* Information shown:
★ ★ ★ ★ ★

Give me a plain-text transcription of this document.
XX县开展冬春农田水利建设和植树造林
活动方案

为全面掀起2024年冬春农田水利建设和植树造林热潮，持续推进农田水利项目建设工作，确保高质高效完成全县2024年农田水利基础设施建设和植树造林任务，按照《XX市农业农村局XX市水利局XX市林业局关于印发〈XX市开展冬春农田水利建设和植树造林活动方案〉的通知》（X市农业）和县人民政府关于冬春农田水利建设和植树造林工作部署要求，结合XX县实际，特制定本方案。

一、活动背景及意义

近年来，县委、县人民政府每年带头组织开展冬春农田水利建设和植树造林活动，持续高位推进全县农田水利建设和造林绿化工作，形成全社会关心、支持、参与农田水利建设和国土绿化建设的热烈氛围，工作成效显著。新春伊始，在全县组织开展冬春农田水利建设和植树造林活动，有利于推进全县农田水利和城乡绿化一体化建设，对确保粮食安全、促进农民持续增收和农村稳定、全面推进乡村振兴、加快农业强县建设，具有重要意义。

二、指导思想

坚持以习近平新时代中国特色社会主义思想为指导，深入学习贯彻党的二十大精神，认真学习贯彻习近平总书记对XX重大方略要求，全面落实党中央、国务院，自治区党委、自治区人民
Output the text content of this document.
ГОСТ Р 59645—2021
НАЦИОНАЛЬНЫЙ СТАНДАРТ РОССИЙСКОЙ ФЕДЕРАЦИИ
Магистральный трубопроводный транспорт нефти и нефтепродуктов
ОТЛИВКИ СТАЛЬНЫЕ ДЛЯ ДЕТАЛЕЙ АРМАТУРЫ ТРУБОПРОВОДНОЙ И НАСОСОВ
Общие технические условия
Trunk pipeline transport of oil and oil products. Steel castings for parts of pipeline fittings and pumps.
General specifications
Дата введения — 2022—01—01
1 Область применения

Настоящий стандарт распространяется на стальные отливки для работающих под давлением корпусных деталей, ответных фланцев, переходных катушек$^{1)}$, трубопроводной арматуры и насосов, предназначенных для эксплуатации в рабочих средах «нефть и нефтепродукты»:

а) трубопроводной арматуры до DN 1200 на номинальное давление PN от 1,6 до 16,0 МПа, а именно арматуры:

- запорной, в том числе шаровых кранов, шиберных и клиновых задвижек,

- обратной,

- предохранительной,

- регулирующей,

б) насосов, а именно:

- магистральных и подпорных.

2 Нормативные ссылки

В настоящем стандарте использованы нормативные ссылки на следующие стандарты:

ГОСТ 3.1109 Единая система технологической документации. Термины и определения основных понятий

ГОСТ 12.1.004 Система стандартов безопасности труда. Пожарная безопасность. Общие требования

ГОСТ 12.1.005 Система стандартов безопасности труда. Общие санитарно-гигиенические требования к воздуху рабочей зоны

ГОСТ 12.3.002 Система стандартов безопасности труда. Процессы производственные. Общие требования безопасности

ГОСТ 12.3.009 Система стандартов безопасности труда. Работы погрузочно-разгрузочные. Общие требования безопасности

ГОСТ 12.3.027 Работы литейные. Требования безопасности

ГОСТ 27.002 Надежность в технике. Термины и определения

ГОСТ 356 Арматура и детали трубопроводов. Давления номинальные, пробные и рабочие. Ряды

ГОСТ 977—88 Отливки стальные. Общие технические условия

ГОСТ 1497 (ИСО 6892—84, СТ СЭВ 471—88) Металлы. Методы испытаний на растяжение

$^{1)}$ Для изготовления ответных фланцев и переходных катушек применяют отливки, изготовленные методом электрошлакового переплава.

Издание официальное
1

★ ★ ★ ★ ★

* Exercise task:
Extract the complete data, matching each line exactly.

* Exercise answer:
Give me a plain-text transcription of this document.
XX县开展冬春农田水利建设和植树造林
活动方案

为全面掀起2024年冬春农田水利建设和植树造林热潮，持续推进农田水利项目建设工作，确保高质高效完成全县2024年农田水利基础设施建设和植树造林任务，按照《XX市农业农村局XX市水利局XX市林业局关于印发〈XX市开展冬春农田水利建设和植树造林活动方案〉的通知》（X市农业）和县人民政府关于冬春农田水利建设和植树造林工作部署要求，结合XX县实际，特制定本方案。

一、活动背景及意义

近年来，县委、县人民政府每年带头组织开展冬春农田水利建设和植树造林活动，持续高位推进全县农田水利建设和造林绿化工作，形成全社会关心、支持、参与农田水利建设和国土绿化建设的热烈氛围，工作成效显著。新春伊始，在全县组织开展冬春农田水利建设和植树造林活动，有利于推进全县农田水利和城乡绿化一体化建设，对确保粮食安全、促进农民持续增收和农村稳定、全面推进乡村振兴、加快农业强县建设，具有重要意义。

二、指导思想

坚持以习近平新时代中国特色社会主义思想为指导，深入学习贯彻党的二十大精神，认真学习贯彻习近平总书记对XX重大方略要求，全面落实党中央、国务院，自治区党委、自治区人民
Output the text content of this document.
ГОСТ Р 59645—2021
НАЦИОНАЛЬНЫЙ СТАНДАРТ РОССИЙСКОЙ ФЕДЕРАЦИИ
Магистральный трубопроводный транспорт нефти и нефтепродуктов
ОТЛИВКИ СТАЛЬНЫЕ ДЛЯ ДЕТАЛЕЙ АРМАТУРЫ ТРУБОПРОВОДНОЙ И НАСОСОВ
Общие технические условия
Trunk pipeline transport of oil and oil products. Steel castings for parts of pipeline fittings and pumps.
General specifications
Дата введения — 2022—01—01
1 Область применения

Настоящий стандарт распространяется на стальные отливки для работающих под давлением корпусных деталей, ответных фланцев, переходных катушек$^{1)}$, трубопроводной арматуры и насосов, предназначенных для эксплуатации в рабочих средах «нефть и нефтепродукты»:

а) трубопроводной арматуры до DN 1200 на номинальное давление PN от 1,6 до 16,0 МПа, а именно арматуры:

- запорной, в том числе шаровых кранов, шиберных и клиновых задвижек,

- обратной,

- предохранительной,

- регулирующей,

б) насосов, а именно:

- магистральных и подпорных.

2 Нормативные ссылки

В настоящем стандарте использованы нормативные ссылки на следующие стандарты:

ГОСТ 3.1109 Единая система технологической документации. Термины и определения основных понятий

ГОСТ 12.1.004 Система стандартов безопасности труда. Пожарная безопасность. Общие требования

ГОСТ 12.1.005 Система стандартов безопасности труда. Общие санитарно-гигиенические требования к воздуху рабочей зоны

ГОСТ 12.3.002 Система стандартов безопасности труда. Процессы производственные. Общие требования безопасности

ГОСТ 12.3.009 Система стандартов безопасности труда. Работы погрузочно-разгрузочные. Общие требования безопасности

ГОСТ 12.3.027 Работы литейные. Требования безопасности

ГОСТ 27.002 Надежность в технике. Термины и определения

ГОСТ 356 Арматура и детали трубопроводов. Давления номинальные, пробные и рабочие. Ряды

ГОСТ 977—88 Отливки стальные. Общие технические условия

ГОСТ 1497 (ИСО 6892—84, СТ СЭВ 471—88) Металлы. Методы испытаний на растяжение

$^{1)}$ Для изготовления ответных фланцев и переходных катушек применяют отливки, изготовленные методом электрошлакового переплава.

Издание официальное
1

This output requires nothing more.